### WHAT YOU NEED TO DO
• a. Answer these questions using the passage about NFTs:
(i) Which wallet lets users buy ETH with a debit card without KYC?
(ii) Which company is behind CryptoKitties?
(iii) What do street artists use NFTs for?
• b. Pick up the passage about NFTs right after its final sentence and keep writing.

### SUPPLIED PASSAGE
------------

Another example is a digital sword in a game. I play a specific game and I earn or buy a sword in that game. If that sword is tokenized and registered as a digital asset on the blockchain, I can safely store it in my wallet. It can then follow me around via my wallet, and I can use it in other games. I can also sell it in a third party marketplace.

We are also seeing examples where artists tokenize their artwork or ownership certificates of their artwork with built-in royalty contracts. Street artists are using NFTs to immortalize and distribute their work which is usually confined to the location where it was created, and often doesn’t last long before it is removed or painted over.

How do you get an NFT today?

Most apps, games or marketplaces require you to have a crypto wallet. In general, the NFT community is very Ethereum-centric and is made up of developers who are very attached to the Ethereum network. We all face a common problem of general user adoption. Onboarding is a big issue as users need to have an Ethereum wallet and some ETH to pay for gas. This means that users have to join an exchange, go through KYC/AML, buy the ETH and then wait for it to be sent to in their wallet.

It’s a really clunky flow at the moment, but there are a number of great wallets focused on improving it; Portis, for example, lets you buy ETH directly from your wallet with a debit card without KYC. Dapper, the company behind CryptoKitties, just released a new wallet focused on NFTs. Both of these examples are focused on making getting started easy, and let you sign up with an email and password.

------------

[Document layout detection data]
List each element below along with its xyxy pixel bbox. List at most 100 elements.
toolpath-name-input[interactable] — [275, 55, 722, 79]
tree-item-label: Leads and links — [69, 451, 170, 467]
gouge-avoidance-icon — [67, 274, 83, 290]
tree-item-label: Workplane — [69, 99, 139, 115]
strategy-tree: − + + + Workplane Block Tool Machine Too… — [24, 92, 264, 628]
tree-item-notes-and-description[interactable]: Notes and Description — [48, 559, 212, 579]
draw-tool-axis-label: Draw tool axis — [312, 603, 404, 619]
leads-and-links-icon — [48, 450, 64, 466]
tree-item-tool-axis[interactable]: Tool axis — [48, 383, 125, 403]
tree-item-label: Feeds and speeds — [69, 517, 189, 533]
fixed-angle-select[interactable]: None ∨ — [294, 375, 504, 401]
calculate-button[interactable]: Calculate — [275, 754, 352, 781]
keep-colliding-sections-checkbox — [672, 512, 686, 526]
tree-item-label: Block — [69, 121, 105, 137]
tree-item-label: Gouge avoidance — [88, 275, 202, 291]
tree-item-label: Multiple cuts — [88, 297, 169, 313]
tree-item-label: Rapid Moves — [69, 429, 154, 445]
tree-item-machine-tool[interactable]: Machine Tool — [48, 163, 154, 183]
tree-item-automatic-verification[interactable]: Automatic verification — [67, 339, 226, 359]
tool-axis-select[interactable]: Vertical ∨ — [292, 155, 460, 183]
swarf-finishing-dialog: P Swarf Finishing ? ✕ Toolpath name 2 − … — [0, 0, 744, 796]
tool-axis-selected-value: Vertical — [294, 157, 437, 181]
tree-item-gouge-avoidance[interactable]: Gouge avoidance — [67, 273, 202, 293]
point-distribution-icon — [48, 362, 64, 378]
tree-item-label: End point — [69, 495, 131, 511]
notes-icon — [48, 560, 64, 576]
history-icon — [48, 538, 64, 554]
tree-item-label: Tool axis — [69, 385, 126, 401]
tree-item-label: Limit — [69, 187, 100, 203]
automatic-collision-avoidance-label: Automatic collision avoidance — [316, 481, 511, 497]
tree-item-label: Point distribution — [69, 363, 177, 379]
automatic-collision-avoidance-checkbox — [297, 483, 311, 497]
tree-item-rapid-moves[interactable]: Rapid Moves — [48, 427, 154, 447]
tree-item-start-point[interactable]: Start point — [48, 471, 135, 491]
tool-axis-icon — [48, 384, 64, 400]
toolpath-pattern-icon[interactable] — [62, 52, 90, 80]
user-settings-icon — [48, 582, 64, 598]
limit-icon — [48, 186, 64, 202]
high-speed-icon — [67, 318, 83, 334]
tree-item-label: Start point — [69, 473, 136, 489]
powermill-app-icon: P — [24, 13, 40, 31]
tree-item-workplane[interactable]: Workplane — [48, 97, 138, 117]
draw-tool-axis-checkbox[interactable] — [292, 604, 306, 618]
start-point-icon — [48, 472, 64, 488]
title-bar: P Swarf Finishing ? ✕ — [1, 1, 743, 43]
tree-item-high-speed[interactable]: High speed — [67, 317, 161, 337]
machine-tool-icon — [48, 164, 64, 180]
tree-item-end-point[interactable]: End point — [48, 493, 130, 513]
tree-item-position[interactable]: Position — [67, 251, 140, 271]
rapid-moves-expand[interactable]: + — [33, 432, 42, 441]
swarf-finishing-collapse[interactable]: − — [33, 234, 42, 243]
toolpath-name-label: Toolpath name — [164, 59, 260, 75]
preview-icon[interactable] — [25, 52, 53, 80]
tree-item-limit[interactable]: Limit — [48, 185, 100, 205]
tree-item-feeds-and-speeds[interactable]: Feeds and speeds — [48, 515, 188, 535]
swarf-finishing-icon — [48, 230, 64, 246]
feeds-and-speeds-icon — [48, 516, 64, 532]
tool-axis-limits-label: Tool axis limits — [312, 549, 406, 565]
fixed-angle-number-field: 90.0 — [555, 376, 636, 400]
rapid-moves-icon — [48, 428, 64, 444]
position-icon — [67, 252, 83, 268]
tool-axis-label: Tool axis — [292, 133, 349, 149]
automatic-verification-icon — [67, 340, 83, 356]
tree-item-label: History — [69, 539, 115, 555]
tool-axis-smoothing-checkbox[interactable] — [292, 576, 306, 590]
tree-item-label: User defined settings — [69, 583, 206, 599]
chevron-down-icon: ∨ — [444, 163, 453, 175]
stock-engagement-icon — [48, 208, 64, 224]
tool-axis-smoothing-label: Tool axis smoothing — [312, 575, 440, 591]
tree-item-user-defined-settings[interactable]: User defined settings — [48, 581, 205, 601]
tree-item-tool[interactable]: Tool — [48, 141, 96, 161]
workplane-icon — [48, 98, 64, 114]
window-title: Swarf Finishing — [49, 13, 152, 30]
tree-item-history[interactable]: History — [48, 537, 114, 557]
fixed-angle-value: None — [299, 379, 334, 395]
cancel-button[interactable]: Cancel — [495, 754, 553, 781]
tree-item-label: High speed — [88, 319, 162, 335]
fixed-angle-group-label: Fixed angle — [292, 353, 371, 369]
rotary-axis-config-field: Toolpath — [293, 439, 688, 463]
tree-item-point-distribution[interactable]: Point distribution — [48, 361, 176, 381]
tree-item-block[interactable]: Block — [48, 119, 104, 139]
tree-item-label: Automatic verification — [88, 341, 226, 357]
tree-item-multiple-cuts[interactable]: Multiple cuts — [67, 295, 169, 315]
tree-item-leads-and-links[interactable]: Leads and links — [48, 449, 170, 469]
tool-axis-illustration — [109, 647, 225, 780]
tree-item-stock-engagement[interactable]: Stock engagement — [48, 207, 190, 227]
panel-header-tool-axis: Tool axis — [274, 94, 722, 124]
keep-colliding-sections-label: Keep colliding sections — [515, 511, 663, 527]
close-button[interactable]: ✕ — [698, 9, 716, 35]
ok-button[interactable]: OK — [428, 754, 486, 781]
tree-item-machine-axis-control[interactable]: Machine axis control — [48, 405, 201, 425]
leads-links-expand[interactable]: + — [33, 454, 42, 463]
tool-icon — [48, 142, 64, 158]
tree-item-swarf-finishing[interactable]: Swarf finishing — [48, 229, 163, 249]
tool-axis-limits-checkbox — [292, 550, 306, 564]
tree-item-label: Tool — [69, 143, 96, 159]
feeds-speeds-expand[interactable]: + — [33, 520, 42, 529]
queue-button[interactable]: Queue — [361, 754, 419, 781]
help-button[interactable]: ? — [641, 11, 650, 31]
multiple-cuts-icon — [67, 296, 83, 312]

------------

### YOUR RESPONSES
• a.
(i) Portis
(ii) Dapper
(iii) To immortalize and distribute their work

• b.
Why are you excited about this?

Collaboration. Because blockchain is the underlying technology, the exciting thing about NFTs is that they can facilitate interoperability. It is easy for us to work together. People use their CryptoKitties on our game. Swords from another platform can be used on another game. Applications can freely render content that is formatted using open metadata standards. Apps are not siloed — Anyone can build an app and it will be instantly full of stuff.

If you have a new game or a new social media app, it can be like building a stadium in the desert until you have users creating content. The openness of the ecosystem allows developers to instantly “prime” their projects, and is on its way to eliminating the issue.

There is a great sense of community to the NFT space. In Feb 2019 we hosted the first major NFT conference — NFT.NYC.

Public and interoperable. NFTs resolve the interoperability problem from the start. People can take their assets from one platform to another. It’s a really cool way for companies and brands to share IP with their community. You can give to your community. People can own NFTs, redeem it for something like a discount or download. If they don’t want it, they can sell it on a third-party marketplace.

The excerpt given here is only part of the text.